Set every line down exactly, from the one that has "What does this" through the final one, and keep the pictures out.

Exercise input:
——————————
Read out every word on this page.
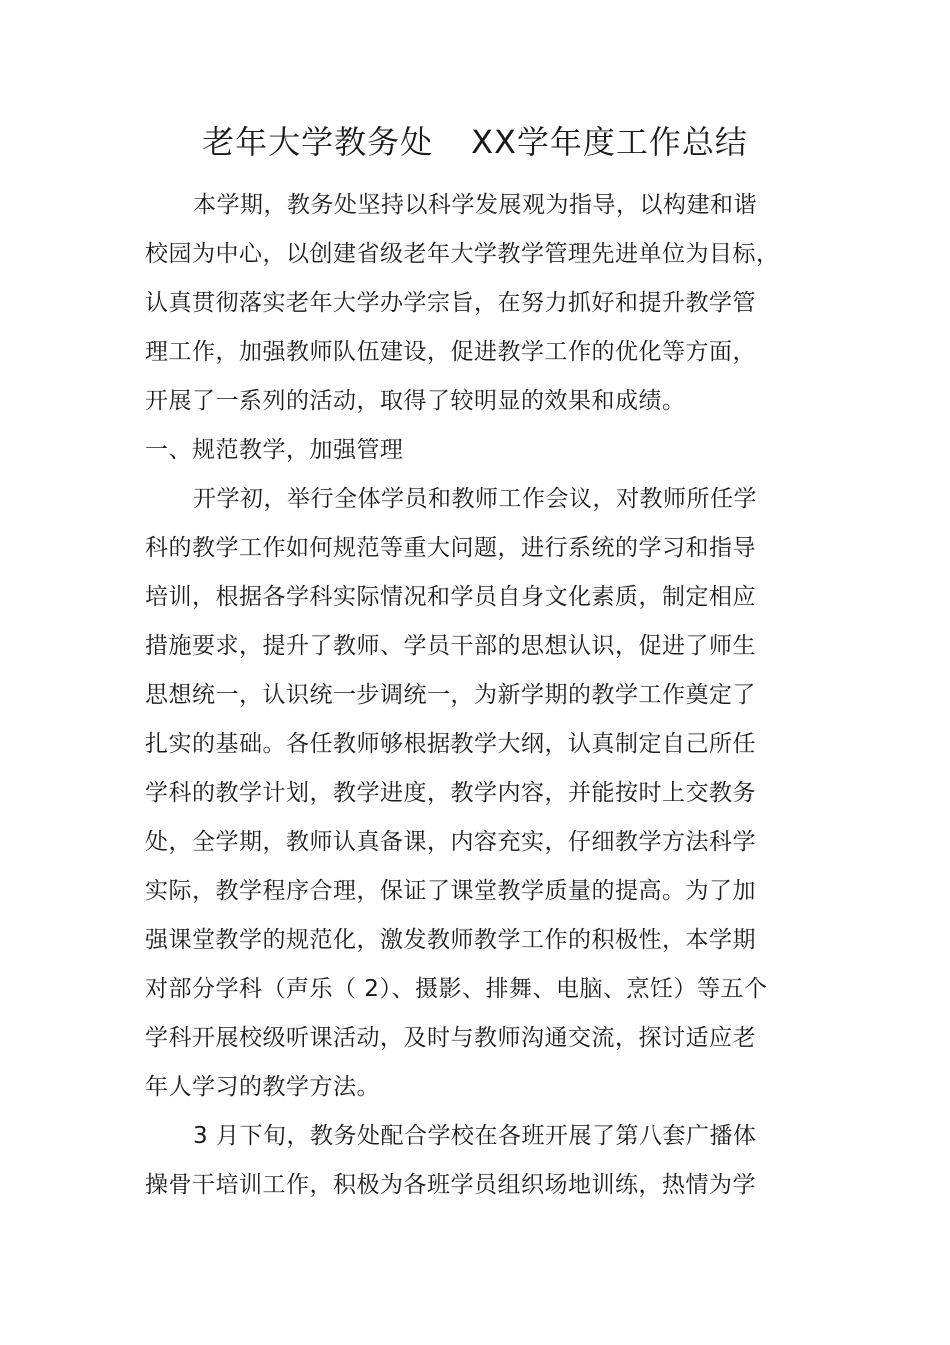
老年大学教务处 XX学年度工作总结
本学期，教务处坚持以科学发展观为指导，以构建和谐
校园为中心，以创建省级老年大学教学管理先进单位为目标，
认真贯彻落实老年大学办学宗旨，在努力抓好和提升教学管
理工作，加强教师队伍建设，促进教学工作的优化等方面，
开展了一系列的活动，取得了较明显的效果和成绩。
一、规范教学，加强管理
开学初，举行全体学员和教师工作会议，对教师所任学
科的教学工作如何规范等重大问题，进行系统的学习和指导
培训，根据各学科实际情况和学员自身文化素质，制定相应
措施要求，提升了教师、学员干部的思想认识，促进了师生
思想统一，认识统一步调统一，为新学期的教学工作奠定了
扎实的基础。各任教师够根据教学大纲，认真制定自己所任
学科的教学计划，教学进度，教学内容，并能按时上交教务
处，全学期，教师认真备课，内容充实，仔细教学方法科学
实际，教学程序合理，保证了课堂教学质量的提高。为了加
强课堂教学的规范化，激发教师教学工作的积极性，本学期
对部分学科（声乐（ 2）、摄影、排舞、电脑、烹饪）等五个
学科开展校级听课活动，及时与教师沟通交流，探讨适应老
年人学习的教学方法。
3 月下旬，教务处配合学校在各班开展了第八套广播体
操骨干培训工作，积极为各班学员组织场地训练，热情为学
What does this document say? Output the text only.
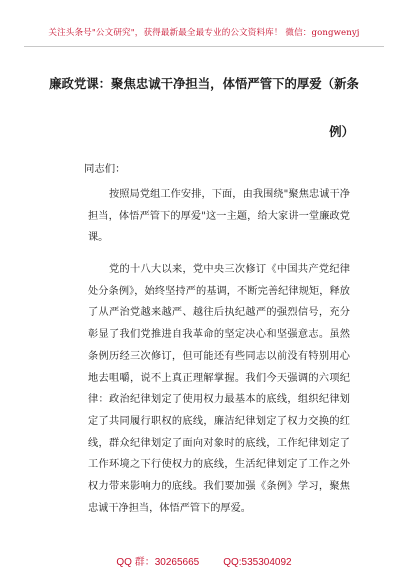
关注头条号"公文研究"，获得最新最全最专业的公文资料库！ 微信：gongwenyj
廉政党课：聚焦忠诚干净担当，体悟严管下的厚爱（新条
例）
同志们：

按照局党组工作安排，下面，由我围绕"聚焦忠诚干净担当，体悟严管下的厚爱"这一主题，给大家讲一堂廉政党课。

党的十八大以来，党中央三次修订《中国共产党纪律处分条例》，始终坚持严的基调，不断完善纪律规矩，释放了从严治党越来越严、越往后执纪越严的强烈信号，充分彰显了我们党推进自我革命的坚定决心和坚强意志。虽然条例历经三次修订，但可能还有些同志以前没有特别用心地去咀嚼，说不上真正理解掌握。我们今天强调的六项纪律：政治纪律划定了使用权力最基本的底线，组织纪律划定了共同履行职权的底线，廉洁纪律划定了权力交换的红线，群众纪律划定了面向对象时的底线，工作纪律划定了工作环境之下行使权力的底线，生活纪律划定了工作之外权力带来影响力的底线。我们要加强《条例》学习，聚焦忠诚干净担当，体悟严管下的厚爱。

QQ 群：30265665 QQ:535304092
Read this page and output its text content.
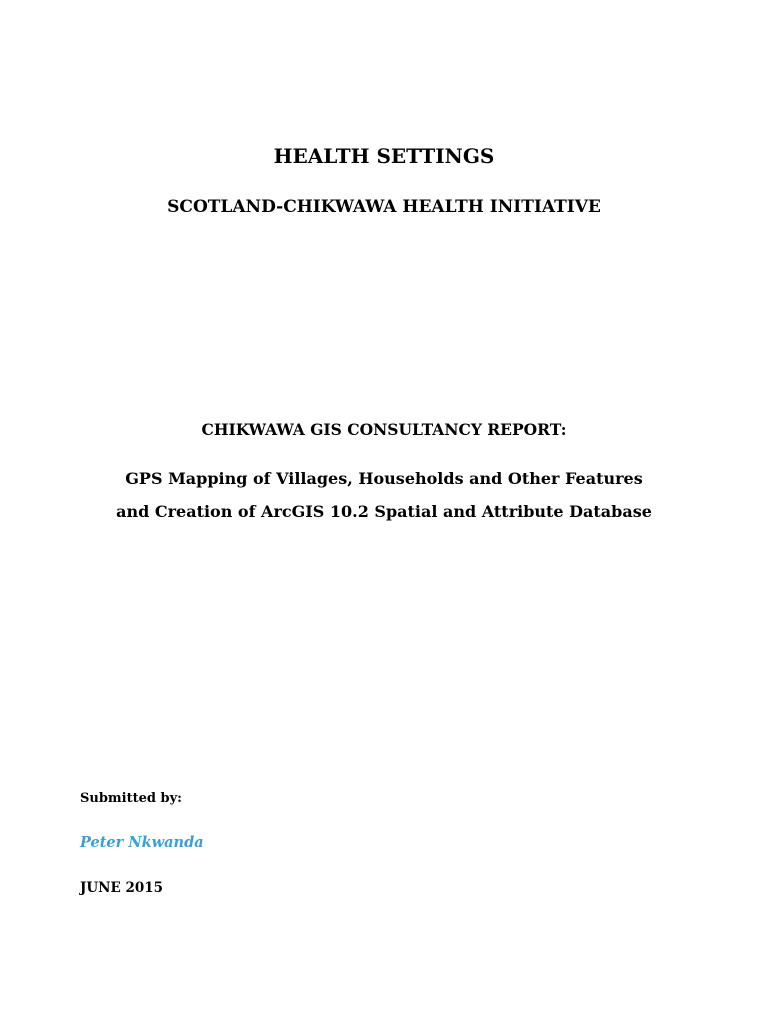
HEALTH SETTINGS
SCOTLAND-CHIKWAWA HEALTH INITIATIVE
CHIKWAWA GIS CONSULTANCY REPORT:
GPS Mapping of Villages, Households and Other Features
and Creation of ArcGIS 10.2 Spatial and Attribute Database
Submitted by:
Peter Nkwanda
JUNE 2015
——————————
Output of the task:
What does this document say? Output the text only.
关注头条号"公文研究"，获得最新最全最专业的公文资料库！ 微信：gongwenyj
廉政党课：聚焦忠诚干净担当，体悟严管下的厚爱（新条
例）
同志们：

按照局党组工作安排，下面，由我围绕"聚焦忠诚干净担当，体悟严管下的厚爱"这一主题，给大家讲一堂廉政党课。

党的十八大以来，党中央三次修订《中国共产党纪律处分条例》，始终坚持严的基调，不断完善纪律规矩，释放了从严治党越来越严、越往后执纪越严的强烈信号，充分彰显了我们党推进自我革命的坚定决心和坚强意志。虽然条例历经三次修订，但可能还有些同志以前没有特别用心地去咀嚼，说不上真正理解掌握。我们今天强调的六项纪律：政治纪律划定了使用权力最基本的底线，组织纪律划定了共同履行职权的底线，廉洁纪律划定了权力交换的红线，群众纪律划定了面向对象时的底线，工作纪律划定了工作环境之下行使权力的底线，生活纪律划定了工作之外权力带来影响力的底线。我们要加强《条例》学习，聚焦忠诚干净担当，体悟严管下的厚爱。

QQ 群：30265665 QQ:535304092
Read this page and output its text content.
HEALTH SETTINGS
SCOTLAND-CHIKWAWA HEALTH INITIATIVE
CHIKWAWA GIS CONSULTANCY REPORT:
GPS Mapping of Villages, Households and Other Features
and Creation of ArcGIS 10.2 Spatial and Attribute Database
Submitted by:
Peter Nkwanda
JUNE 2015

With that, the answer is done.